Repeat the whole listing below, word for word.

——

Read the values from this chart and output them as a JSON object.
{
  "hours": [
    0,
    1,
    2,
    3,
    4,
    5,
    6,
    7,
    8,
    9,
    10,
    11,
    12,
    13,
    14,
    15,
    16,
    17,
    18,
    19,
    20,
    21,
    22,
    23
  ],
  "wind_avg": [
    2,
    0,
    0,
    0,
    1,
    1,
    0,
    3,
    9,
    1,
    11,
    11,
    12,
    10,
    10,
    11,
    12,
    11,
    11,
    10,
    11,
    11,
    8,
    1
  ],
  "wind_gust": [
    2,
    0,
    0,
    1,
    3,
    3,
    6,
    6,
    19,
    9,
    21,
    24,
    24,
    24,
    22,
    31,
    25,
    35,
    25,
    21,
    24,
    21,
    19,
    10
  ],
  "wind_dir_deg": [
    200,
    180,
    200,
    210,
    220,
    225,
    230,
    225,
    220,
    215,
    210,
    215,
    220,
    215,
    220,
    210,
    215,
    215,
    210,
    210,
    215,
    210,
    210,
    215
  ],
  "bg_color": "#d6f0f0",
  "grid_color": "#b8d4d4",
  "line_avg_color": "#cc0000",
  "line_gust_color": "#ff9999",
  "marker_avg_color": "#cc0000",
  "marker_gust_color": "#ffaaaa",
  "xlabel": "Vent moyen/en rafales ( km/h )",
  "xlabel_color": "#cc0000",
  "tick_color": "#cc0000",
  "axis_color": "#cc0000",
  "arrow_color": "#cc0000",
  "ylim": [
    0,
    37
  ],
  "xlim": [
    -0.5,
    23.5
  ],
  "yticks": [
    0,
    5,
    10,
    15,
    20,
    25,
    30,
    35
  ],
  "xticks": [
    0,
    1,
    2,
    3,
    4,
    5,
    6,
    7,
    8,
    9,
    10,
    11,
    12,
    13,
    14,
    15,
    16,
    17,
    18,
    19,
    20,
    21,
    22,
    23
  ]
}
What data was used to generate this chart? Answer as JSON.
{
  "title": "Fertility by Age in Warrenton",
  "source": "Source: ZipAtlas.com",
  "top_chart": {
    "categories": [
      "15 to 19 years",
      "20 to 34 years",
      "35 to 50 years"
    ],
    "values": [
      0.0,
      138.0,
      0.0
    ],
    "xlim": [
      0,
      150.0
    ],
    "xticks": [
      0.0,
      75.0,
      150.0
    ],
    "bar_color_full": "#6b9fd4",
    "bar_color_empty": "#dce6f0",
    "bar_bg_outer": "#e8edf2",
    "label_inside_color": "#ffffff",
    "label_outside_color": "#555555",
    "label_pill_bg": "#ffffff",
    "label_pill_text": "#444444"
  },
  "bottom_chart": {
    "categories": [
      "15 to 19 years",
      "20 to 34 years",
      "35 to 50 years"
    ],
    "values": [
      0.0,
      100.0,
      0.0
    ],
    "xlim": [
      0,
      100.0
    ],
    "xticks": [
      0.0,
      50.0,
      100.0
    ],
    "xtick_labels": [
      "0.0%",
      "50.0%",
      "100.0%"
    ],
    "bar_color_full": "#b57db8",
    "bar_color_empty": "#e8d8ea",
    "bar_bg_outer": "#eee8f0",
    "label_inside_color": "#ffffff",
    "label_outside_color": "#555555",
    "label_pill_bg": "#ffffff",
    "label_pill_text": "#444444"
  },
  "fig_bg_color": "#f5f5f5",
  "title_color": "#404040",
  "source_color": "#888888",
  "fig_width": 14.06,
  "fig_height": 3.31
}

——

→ **REPLY**:
Read the values from this chart and output them as a JSON object.
{
  "hours": [
    0,
    1,
    2,
    3,
    4,
    5,
    6,
    7,
    8,
    9,
    10,
    11,
    12,
    13,
    14,
    15,
    16,
    17,
    18,
    19,
    20,
    21,
    22,
    23
  ],
  "wind_avg": [
    2,
    0,
    0,
    0,
    1,
    1,
    0,
    3,
    9,
    1,
    11,
    11,
    12,
    10,
    10,
    11,
    12,
    11,
    11,
    10,
    11,
    11,
    8,
    1
  ],
  "wind_gust": [
    2,
    0,
    0,
    1,
    3,
    3,
    6,
    6,
    19,
    9,
    21,
    24,
    24,
    24,
    22,
    31,
    25,
    35,
    25,
    21,
    24,
    21,
    19,
    10
  ],
  "wind_dir_deg": [
    200,
    180,
    200,
    210,
    220,
    225,
    230,
    225,
    220,
    215,
    210,
    215,
    220,
    215,
    220,
    210,
    215,
    215,
    210,
    210,
    215,
    210,
    210,
    215
  ],
  "bg_color": "#d6f0f0",
  "grid_color": "#b8d4d4",
  "line_avg_color": "#cc0000",
  "line_gust_color": "#ff9999",
  "marker_avg_color": "#cc0000",
  "marker_gust_color": "#ffaaaa",
  "xlabel": "Vent moyen/en rafales ( km/h )",
  "xlabel_color": "#cc0000",
  "tick_color": "#cc0000",
  "axis_color": "#cc0000",
  "arrow_color": "#cc0000",
  "ylim": [
    0,
    37
  ],
  "xlim": [
    -0.5,
    23.5
  ],
  "yticks": [
    0,
    5,
    10,
    15,
    20,
    25,
    30,
    35
  ],
  "xticks": [
    0,
    1,
    2,
    3,
    4,
    5,
    6,
    7,
    8,
    9,
    10,
    11,
    12,
    13,
    14,
    15,
    16,
    17,
    18,
    19,
    20,
    21,
    22,
    23
  ]
}
What data was used to generate this chart? Answer as JSON.
{
  "title": "Fertility by Age in Warrenton",
  "source": "Source: ZipAtlas.com",
  "top_chart": {
    "categories": [
      "15 to 19 years",
      "20 to 34 years",
      "35 to 50 years"
    ],
    "values": [
      0.0,
      138.0,
      0.0
    ],
    "xlim": [
      0,
      150.0
    ],
    "xticks": [
      0.0,
      75.0,
      150.0
    ],
    "bar_color_full": "#6b9fd4",
    "bar_color_empty": "#dce6f0",
    "bar_bg_outer": "#e8edf2",
    "label_inside_color": "#ffffff",
    "label_outside_color": "#555555",
    "label_pill_bg": "#ffffff",
    "label_pill_text": "#444444"
  },
  "bottom_chart": {
    "categories": [
      "15 to 19 years",
      "20 to 34 years",
      "35 to 50 years"
    ],
    "values": [
      0.0,
      100.0,
      0.0
    ],
    "xlim": [
      0,
      100.0
    ],
    "xticks": [
      0.0,
      50.0,
      100.0
    ],
    "xtick_labels": [
      "0.0%",
      "50.0%",
      "100.0%"
    ],
    "bar_color_full": "#b57db8",
    "bar_color_empty": "#e8d8ea",
    "bar_bg_outer": "#eee8f0",
    "label_inside_color": "#ffffff",
    "label_outside_color": "#555555",
    "label_pill_bg": "#ffffff",
    "label_pill_text": "#444444"
  },
  "fig_bg_color": "#f5f5f5",
  "title_color": "#404040",
  "source_color": "#888888",
  "fig_width": 14.06,
  "fig_height": 3.31
}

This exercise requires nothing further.